Requirements → Search the data for the string "Normalized" and gather each line it is in.

[Figure record extracts]

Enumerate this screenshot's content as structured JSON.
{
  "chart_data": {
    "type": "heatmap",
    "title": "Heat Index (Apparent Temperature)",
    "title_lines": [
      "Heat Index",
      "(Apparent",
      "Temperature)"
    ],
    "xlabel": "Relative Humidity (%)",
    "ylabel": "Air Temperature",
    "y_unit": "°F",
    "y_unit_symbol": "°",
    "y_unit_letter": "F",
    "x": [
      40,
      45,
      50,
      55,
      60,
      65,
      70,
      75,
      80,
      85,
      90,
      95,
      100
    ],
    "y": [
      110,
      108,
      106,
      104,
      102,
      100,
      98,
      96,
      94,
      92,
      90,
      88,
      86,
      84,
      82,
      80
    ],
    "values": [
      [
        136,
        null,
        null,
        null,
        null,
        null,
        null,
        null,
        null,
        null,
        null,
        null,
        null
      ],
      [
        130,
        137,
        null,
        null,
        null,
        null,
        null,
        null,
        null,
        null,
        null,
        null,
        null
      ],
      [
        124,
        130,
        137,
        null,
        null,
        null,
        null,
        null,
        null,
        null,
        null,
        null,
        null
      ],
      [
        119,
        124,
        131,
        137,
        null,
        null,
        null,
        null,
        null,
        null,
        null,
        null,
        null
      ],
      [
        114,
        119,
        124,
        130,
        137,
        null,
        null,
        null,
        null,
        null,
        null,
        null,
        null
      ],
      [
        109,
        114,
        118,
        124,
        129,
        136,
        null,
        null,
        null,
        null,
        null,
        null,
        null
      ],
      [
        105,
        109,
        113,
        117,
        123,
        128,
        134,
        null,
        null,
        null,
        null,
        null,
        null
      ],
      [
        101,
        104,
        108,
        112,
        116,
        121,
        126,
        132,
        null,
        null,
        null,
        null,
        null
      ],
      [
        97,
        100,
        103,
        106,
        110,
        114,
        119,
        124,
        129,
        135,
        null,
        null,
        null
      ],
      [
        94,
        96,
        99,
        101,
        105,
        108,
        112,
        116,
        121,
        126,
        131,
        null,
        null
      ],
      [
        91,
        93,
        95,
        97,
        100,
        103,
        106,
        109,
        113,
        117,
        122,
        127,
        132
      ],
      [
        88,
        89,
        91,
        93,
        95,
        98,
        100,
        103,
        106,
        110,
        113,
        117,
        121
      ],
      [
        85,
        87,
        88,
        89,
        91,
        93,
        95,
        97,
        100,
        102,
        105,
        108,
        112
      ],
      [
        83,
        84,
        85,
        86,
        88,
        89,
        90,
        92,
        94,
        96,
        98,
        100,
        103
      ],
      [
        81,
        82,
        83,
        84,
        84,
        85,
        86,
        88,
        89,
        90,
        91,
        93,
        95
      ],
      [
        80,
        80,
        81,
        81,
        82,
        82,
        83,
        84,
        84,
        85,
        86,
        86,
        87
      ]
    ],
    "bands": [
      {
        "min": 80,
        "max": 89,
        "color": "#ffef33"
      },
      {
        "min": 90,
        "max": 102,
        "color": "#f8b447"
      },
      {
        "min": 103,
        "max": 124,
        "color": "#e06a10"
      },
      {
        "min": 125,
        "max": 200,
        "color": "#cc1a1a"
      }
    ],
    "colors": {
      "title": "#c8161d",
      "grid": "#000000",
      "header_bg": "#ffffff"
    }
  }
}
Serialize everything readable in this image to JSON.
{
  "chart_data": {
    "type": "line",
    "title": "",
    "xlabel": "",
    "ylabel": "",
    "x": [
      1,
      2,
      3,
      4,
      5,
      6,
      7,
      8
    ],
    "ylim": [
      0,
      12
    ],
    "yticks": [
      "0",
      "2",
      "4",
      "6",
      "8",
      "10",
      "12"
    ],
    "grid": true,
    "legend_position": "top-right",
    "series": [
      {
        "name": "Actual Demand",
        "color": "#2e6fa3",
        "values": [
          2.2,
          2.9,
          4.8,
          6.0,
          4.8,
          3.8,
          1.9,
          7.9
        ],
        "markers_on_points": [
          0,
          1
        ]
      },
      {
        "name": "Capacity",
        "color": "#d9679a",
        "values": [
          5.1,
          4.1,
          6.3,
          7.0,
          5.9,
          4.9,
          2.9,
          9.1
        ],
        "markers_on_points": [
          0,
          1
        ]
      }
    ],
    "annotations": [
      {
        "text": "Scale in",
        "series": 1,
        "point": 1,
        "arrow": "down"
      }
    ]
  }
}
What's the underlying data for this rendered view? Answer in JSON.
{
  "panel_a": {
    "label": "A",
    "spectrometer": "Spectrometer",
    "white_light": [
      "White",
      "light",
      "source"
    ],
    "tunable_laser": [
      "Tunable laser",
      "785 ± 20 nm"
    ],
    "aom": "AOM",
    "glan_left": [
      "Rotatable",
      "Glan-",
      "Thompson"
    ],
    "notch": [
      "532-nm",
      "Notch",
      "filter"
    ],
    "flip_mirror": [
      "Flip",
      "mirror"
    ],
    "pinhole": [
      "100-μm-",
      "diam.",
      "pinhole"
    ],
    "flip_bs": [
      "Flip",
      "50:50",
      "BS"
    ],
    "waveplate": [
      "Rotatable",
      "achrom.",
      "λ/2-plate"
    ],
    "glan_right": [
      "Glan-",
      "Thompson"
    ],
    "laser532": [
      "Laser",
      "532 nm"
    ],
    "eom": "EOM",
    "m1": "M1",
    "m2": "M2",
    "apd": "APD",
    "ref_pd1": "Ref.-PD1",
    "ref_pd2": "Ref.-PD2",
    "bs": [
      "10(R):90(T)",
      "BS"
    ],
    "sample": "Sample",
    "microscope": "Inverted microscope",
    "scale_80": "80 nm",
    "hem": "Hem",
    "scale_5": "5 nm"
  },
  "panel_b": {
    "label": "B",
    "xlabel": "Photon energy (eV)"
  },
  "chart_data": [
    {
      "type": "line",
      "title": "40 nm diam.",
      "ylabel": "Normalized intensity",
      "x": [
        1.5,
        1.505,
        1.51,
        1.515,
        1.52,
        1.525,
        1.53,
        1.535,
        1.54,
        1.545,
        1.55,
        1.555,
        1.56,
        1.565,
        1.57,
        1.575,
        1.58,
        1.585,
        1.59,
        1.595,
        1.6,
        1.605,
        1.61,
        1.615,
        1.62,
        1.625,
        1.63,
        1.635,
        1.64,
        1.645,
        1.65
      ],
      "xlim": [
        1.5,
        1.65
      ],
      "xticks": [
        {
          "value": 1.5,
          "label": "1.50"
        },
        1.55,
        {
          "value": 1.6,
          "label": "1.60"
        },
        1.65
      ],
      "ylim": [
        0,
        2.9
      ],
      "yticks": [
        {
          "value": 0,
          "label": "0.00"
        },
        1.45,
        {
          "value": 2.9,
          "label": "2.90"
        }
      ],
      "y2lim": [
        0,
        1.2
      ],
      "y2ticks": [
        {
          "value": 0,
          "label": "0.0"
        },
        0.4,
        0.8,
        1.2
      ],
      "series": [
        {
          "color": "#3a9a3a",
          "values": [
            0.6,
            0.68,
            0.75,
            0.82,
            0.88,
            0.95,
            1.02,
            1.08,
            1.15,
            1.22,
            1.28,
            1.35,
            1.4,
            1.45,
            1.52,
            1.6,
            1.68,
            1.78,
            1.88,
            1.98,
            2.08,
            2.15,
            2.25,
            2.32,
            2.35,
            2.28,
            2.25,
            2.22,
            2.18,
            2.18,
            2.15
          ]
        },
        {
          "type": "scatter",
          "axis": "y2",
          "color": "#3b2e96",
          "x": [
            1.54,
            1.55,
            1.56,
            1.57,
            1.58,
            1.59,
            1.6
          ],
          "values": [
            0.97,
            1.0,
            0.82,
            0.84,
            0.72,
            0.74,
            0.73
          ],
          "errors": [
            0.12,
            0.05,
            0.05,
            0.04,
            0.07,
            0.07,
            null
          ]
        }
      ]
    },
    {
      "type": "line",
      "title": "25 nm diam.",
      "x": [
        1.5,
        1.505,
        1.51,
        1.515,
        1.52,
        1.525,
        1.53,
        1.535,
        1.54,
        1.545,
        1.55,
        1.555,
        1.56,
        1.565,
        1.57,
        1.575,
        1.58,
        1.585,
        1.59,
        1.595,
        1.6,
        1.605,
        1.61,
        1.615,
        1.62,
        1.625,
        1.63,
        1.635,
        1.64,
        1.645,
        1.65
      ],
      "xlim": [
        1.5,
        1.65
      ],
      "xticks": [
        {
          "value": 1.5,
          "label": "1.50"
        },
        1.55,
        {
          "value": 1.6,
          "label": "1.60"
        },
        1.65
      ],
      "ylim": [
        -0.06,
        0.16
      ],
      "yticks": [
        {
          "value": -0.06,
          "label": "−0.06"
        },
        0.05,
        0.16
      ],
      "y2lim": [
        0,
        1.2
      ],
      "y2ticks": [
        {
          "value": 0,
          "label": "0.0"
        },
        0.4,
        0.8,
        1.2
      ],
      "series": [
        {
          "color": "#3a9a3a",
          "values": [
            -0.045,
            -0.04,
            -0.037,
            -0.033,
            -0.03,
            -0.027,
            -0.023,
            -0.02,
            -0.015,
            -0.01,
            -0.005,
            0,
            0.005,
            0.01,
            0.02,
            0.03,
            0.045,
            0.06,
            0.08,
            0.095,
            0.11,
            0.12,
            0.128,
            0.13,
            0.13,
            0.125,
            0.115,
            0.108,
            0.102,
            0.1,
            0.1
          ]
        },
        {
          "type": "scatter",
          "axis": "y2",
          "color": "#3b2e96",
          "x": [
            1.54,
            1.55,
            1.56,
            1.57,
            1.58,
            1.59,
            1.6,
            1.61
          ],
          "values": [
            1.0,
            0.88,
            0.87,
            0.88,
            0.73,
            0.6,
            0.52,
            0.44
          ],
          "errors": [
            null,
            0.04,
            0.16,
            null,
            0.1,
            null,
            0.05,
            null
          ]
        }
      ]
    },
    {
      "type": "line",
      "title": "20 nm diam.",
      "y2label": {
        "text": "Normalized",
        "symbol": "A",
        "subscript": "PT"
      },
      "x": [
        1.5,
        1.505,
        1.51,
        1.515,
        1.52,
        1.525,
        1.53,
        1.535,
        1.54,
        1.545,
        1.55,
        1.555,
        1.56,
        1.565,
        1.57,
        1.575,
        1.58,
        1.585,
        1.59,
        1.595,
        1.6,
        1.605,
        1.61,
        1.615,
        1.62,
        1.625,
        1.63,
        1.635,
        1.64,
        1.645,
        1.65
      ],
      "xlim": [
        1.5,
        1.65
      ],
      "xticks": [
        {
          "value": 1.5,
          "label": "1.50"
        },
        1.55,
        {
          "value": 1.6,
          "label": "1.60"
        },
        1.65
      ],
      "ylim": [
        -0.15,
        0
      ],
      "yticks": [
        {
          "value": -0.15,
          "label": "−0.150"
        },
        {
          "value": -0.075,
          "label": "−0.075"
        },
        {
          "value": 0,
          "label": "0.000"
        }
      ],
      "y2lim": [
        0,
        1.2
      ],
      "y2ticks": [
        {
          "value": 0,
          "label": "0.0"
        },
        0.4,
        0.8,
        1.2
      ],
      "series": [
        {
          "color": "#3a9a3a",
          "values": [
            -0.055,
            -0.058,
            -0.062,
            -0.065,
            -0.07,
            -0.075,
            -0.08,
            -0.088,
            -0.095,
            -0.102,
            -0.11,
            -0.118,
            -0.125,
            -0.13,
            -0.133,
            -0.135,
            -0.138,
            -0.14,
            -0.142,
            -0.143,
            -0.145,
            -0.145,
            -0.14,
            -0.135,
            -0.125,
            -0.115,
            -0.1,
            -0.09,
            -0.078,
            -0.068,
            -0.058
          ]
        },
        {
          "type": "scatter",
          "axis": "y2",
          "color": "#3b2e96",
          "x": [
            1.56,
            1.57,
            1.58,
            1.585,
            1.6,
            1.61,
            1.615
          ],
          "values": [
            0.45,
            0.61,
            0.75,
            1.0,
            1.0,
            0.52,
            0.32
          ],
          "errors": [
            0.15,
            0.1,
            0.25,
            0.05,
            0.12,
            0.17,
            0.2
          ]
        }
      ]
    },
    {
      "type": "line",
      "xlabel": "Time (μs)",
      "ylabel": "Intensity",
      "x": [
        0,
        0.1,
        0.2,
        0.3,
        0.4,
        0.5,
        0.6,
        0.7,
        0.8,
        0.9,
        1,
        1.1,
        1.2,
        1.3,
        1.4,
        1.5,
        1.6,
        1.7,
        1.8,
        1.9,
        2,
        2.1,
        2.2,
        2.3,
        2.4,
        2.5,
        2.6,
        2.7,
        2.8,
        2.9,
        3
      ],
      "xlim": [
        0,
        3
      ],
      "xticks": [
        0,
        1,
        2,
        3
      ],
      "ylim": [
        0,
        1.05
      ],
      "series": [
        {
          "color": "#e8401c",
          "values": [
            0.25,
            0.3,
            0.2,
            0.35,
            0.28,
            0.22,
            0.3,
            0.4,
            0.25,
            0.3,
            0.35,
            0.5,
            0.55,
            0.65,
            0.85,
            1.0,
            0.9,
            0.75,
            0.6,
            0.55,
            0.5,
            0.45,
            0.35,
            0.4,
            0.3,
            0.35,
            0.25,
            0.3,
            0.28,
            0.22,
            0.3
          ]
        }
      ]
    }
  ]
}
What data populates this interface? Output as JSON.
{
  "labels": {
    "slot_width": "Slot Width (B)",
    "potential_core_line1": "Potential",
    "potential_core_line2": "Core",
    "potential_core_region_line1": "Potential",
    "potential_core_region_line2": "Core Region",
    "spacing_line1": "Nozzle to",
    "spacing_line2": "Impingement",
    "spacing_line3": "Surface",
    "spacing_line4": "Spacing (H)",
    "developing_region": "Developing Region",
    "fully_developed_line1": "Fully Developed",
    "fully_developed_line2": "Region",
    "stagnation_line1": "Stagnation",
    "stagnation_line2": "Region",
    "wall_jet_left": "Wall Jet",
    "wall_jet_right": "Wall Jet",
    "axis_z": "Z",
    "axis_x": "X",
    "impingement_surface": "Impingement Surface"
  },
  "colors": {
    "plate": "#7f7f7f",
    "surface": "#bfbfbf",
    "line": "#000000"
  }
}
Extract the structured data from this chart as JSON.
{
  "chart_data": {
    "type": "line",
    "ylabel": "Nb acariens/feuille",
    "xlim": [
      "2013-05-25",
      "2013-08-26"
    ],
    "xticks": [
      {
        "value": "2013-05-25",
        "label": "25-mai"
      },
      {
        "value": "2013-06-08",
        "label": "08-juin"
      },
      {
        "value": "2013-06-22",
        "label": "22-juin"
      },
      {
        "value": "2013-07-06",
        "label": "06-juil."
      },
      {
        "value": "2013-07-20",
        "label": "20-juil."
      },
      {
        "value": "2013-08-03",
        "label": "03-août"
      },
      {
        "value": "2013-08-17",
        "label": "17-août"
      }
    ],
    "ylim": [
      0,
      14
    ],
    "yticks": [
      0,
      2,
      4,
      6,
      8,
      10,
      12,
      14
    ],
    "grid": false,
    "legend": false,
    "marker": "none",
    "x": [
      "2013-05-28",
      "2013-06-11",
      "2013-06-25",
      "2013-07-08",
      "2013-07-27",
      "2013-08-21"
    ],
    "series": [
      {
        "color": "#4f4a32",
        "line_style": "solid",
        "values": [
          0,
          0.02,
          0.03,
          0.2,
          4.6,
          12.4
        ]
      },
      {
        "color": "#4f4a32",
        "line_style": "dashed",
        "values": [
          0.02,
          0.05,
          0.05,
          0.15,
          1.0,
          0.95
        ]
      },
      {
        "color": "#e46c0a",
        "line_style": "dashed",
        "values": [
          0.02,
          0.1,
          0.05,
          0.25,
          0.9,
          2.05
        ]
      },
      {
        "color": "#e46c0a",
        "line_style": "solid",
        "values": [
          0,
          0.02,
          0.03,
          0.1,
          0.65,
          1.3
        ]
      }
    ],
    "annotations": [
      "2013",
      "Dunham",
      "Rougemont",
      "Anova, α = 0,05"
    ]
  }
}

Solution to this task →
      "ylabel": "Normalized intensity",
        "text": "Normalized",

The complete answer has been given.